> _Challenge_: Return, unchanged, the part of the records that begins with the line containing "window-title: Connect to" and ends with the line containing "projector-list[interactable]: [44, 128, 454, 212]", including both of those lines.

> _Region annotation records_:
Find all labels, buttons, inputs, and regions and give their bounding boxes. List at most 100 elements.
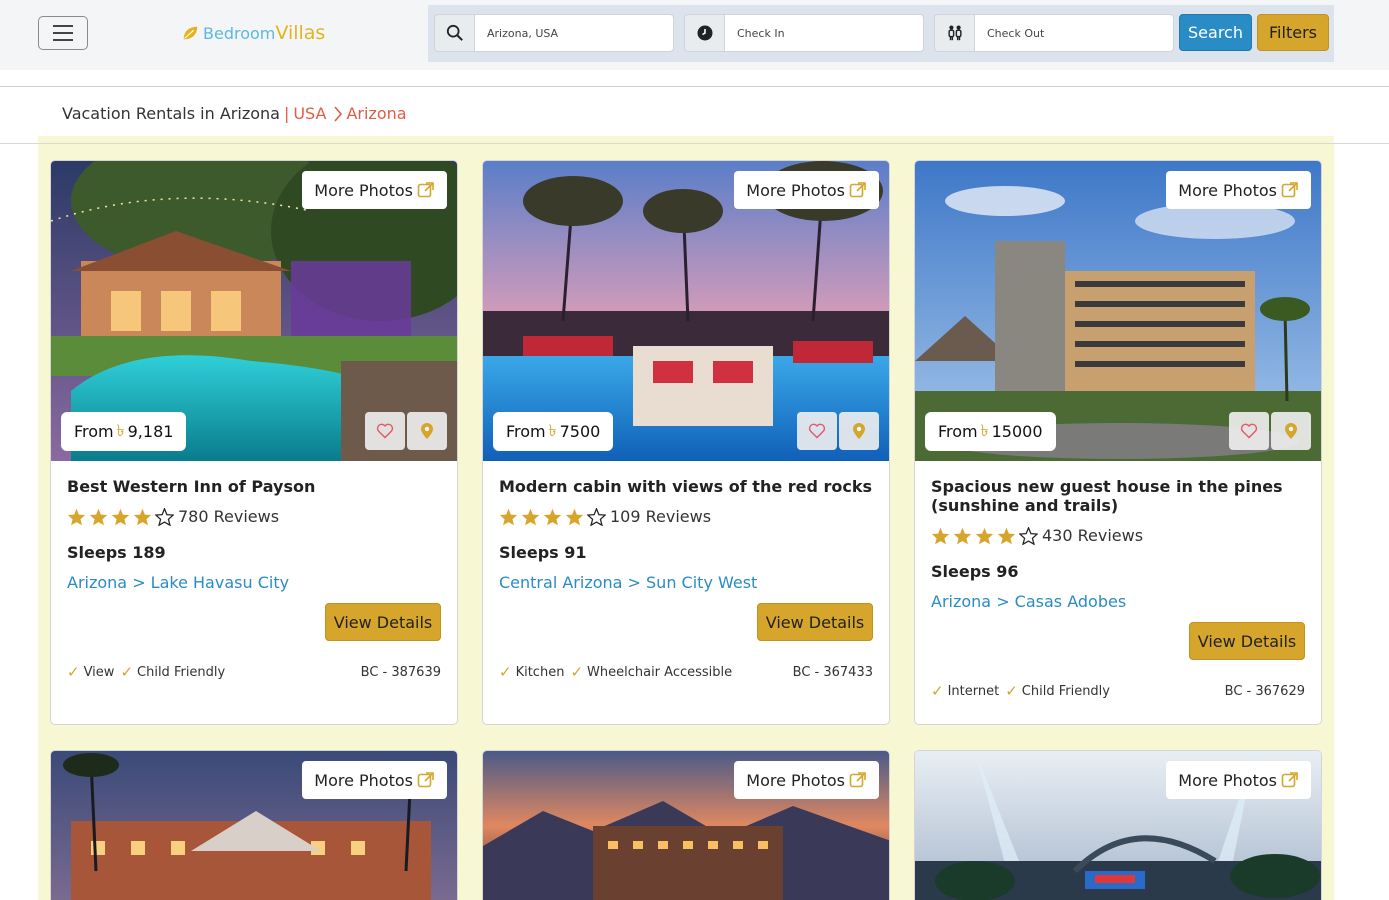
clock-icon <box>684 14 724 52</box>
more-photos-label: More Photos <box>314 180 413 200</box>
location-link[interactable]: Central Arizona > Sun City West <box>499 573 873 592</box>
more-photos-button[interactable]: More Photos <box>734 171 879 209</box>
external-link-icon <box>1281 182 1298 198</box>
listing-photo[interactable]: More Photos <box>483 751 889 900</box>
listing-card: More Photos From ৳ 7500 Modern cabin wit… <box>482 160 890 725</box>
star-filled-icon <box>111 508 130 525</box>
more-photos-label: More Photos <box>746 180 845 200</box>
price-prefix: From <box>74 422 114 441</box>
listing-code: BC - 367433 <box>792 664 873 680</box>
external-link-icon <box>417 772 434 788</box>
map-pin-button[interactable] <box>407 412 447 450</box>
location-link[interactable]: Arizona > Casas Adobes <box>931 592 1305 611</box>
heart-icon <box>808 423 826 439</box>
check-icon: ✓ <box>67 663 80 681</box>
favorite-button[interactable] <box>797 412 837 450</box>
price-badge: From ৳ 9,181 <box>61 412 187 451</box>
listing-card: More Photos From ৳ 9,181 Best Western In… <box>50 160 458 725</box>
amenities: ✓ Internet ✓ Child Friendly <box>931 682 1110 700</box>
hamburger-menu-button[interactable] <box>38 16 88 50</box>
more-photos-button[interactable]: More Photos <box>1166 171 1311 209</box>
map-pin-button[interactable] <box>839 412 879 450</box>
star-filled-icon <box>997 527 1016 544</box>
favorite-button[interactable] <box>1229 412 1269 450</box>
listing-photo[interactable]: More Photos <box>915 751 1321 900</box>
view-details-button[interactable]: View Details <box>325 603 441 641</box>
hamburger-line <box>53 25 73 27</box>
listing-code: BC - 387639 <box>360 664 441 680</box>
star-filled-icon <box>499 508 518 525</box>
breadcrumb-link-state[interactable]: Arizona <box>346 104 406 123</box>
filters-button[interactable]: Filters <box>1257 14 1329 51</box>
search-bar: Arizona, USA Check In Check Out Search F… <box>428 5 1334 62</box>
brand-logo[interactable]: Bedroom Villas <box>181 22 325 44</box>
listing-photo[interactable]: More Photos From ৳ 15000 <box>915 161 1321 461</box>
reviews-count[interactable]: 430 Reviews <box>1042 526 1143 545</box>
more-photos-button[interactable]: More Photos <box>1166 761 1311 799</box>
location-link[interactable]: Arizona > Lake Havasu City <box>67 573 441 592</box>
card-footer: ✓ Internet ✓ Child Friendly BC - 367629 <box>931 682 1305 700</box>
location-group: Arizona, USA <box>434 14 674 52</box>
card-body: Modern cabin with views of the red rocks… <box>483 461 889 681</box>
card-footer: ✓ View ✓ Child Friendly BC - 387639 <box>67 663 441 681</box>
price-prefix: From <box>506 422 546 441</box>
map-pin-button[interactable] <box>1271 412 1311 450</box>
reviews-count[interactable]: 780 Reviews <box>178 507 279 526</box>
breadcrumb-divider <box>0 143 1389 144</box>
currency-symbol: ৳ <box>548 421 557 440</box>
listing-title[interactable]: Modern cabin with views of the red rocks <box>499 477 873 496</box>
more-photos-label: More Photos <box>1178 770 1277 790</box>
check-icon: ✓ <box>120 663 134 681</box>
brand-name-part1: Bedroom <box>203 23 276 43</box>
star-rating <box>499 507 606 526</box>
breadcrumb: Vacation Rentals in Arizona | USA Arizon… <box>62 104 407 123</box>
currency-symbol: ৳ <box>980 421 989 440</box>
external-link-icon <box>1281 772 1298 788</box>
listing-photo[interactable]: More Photos From ৳ 7500 <box>483 161 889 461</box>
more-photos-label: More Photos <box>314 770 413 790</box>
rating-row: 109 Reviews <box>499 507 873 526</box>
sleeps-count: Sleeps 96 <box>931 562 1019 581</box>
more-photos-button[interactable]: More Photos <box>302 171 447 209</box>
heart-icon <box>376 423 394 439</box>
amenities: ✓ Kitchen ✓ Wheelchair Accessible <box>499 663 732 681</box>
more-photos-button[interactable]: More Photos <box>734 761 879 799</box>
listing-title[interactable]: Spacious new guest house in the pines (s… <box>931 477 1305 515</box>
check-icon: ✓ <box>570 663 584 681</box>
brand-name-part2: Villas <box>275 22 326 44</box>
price-badge: From ৳ 15000 <box>925 412 1056 451</box>
location-input[interactable]: Arizona, USA <box>474 14 674 52</box>
star-filled-icon <box>67 508 86 525</box>
rating-row: 430 Reviews <box>931 526 1305 545</box>
rating-row: 780 Reviews <box>67 507 441 526</box>
map-pin-icon <box>853 423 865 439</box>
card-footer: ✓ Kitchen ✓ Wheelchair Accessible BC - 367… <box>499 663 873 681</box>
amenities: ✓ View ✓ Child Friendly <box>67 663 225 681</box>
breadcrumb-link-country[interactable]: USA <box>293 104 326 123</box>
listing-photo[interactable]: More Photos <box>51 751 457 900</box>
page-title: Vacation Rentals in Arizona <box>62 104 280 123</box>
checkin-input[interactable]: Check In <box>724 14 924 52</box>
breadcrumb-separator: | <box>283 104 290 123</box>
card-body: Spacious new guest house in the pines (s… <box>915 461 1321 700</box>
listing-photo[interactable]: More Photos From ৳ 9,181 <box>51 161 457 461</box>
checkout-group: Check Out <box>934 14 1174 52</box>
amenity-label: Child Friendly <box>137 664 226 680</box>
favorite-button[interactable] <box>365 412 405 450</box>
listing-title[interactable]: Best Western Inn of Payson <box>67 477 441 496</box>
external-link-icon <box>849 182 866 198</box>
check-icon: ✓ <box>499 663 512 681</box>
more-photos-label: More Photos <box>746 770 845 790</box>
view-details-button[interactable]: View Details <box>757 603 873 641</box>
leaf-icon <box>183 26 198 40</box>
search-button[interactable]: Search <box>1179 14 1252 51</box>
view-details-button[interactable]: View Details <box>1189 622 1305 660</box>
more-photos-button[interactable]: More Photos <box>302 761 447 799</box>
listing-card: More Photos <box>482 750 890 900</box>
checkout-input[interactable]: Check Out <box>974 14 1174 52</box>
sleeps-count: Sleeps 189 <box>67 543 166 562</box>
star-empty-icon <box>587 507 606 526</box>
star-filled-icon <box>953 527 972 544</box>
reviews-count[interactable]: 109 Reviews <box>610 507 711 526</box>
sleeps-count: Sleeps 91 <box>499 543 587 562</box>
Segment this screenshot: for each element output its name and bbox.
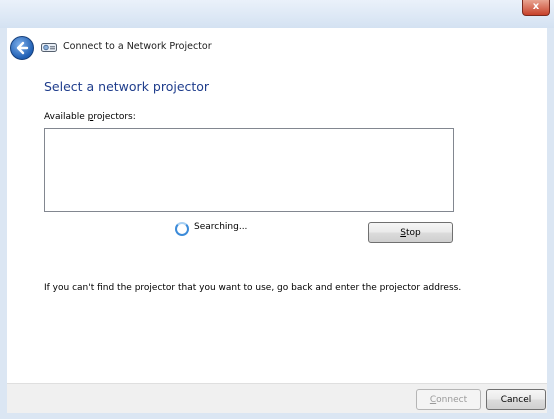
window-title: Connect to a Network Projector: [63, 41, 212, 52]
loading-spinner-icon: [175, 222, 189, 236]
wizard-window: x Connect to a Network Projector Select …: [0, 0, 554, 419]
connect-rest: onnect: [436, 395, 468, 405]
stop-rest: top: [405, 228, 421, 238]
page-heading: Select a network projector: [44, 79, 210, 94]
back-button[interactable]: [10, 36, 34, 60]
projector-list[interactable]: [44, 128, 454, 212]
wizard-content: Connect to a Network Projector Select a …: [7, 28, 547, 412]
help-text: If you can't find the projector that you…: [44, 283, 462, 293]
stop-button[interactable]: Stop: [368, 222, 453, 243]
connect-button[interactable]: Connect: [416, 389, 481, 410]
searching-status: Searching...: [194, 222, 248, 232]
projector-icon: [41, 43, 57, 52]
close-button[interactable]: x: [522, 0, 550, 16]
back-arrow-icon: [16, 41, 29, 55]
available-label-post: rojectors:: [93, 112, 136, 122]
close-icon: x: [532, 1, 540, 12]
available-label-pre: Available: [44, 112, 88, 122]
window-frame-top: [0, 0, 554, 28]
available-projectors-label: Available projectors:: [44, 112, 136, 122]
cancel-button[interactable]: Cancel: [486, 389, 546, 410]
button-bar: Connect Cancel: [7, 383, 547, 413]
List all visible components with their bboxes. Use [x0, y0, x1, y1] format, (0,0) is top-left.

> _Response to this exercise_:
window-title: Connect to a Network Projector: [63, 41, 212, 52]
loading-spinner-icon: [175, 222, 189, 236]
wizard-window: x Connect to a Network Projector Select …: [0, 0, 554, 419]
connect-rest: onnect: [436, 395, 468, 405]
stop-rest: top: [405, 228, 421, 238]
page-heading: Select a network projector: [44, 79, 210, 94]
back-button[interactable]: [10, 36, 34, 60]
projector-list[interactable]: [44, 128, 454, 212]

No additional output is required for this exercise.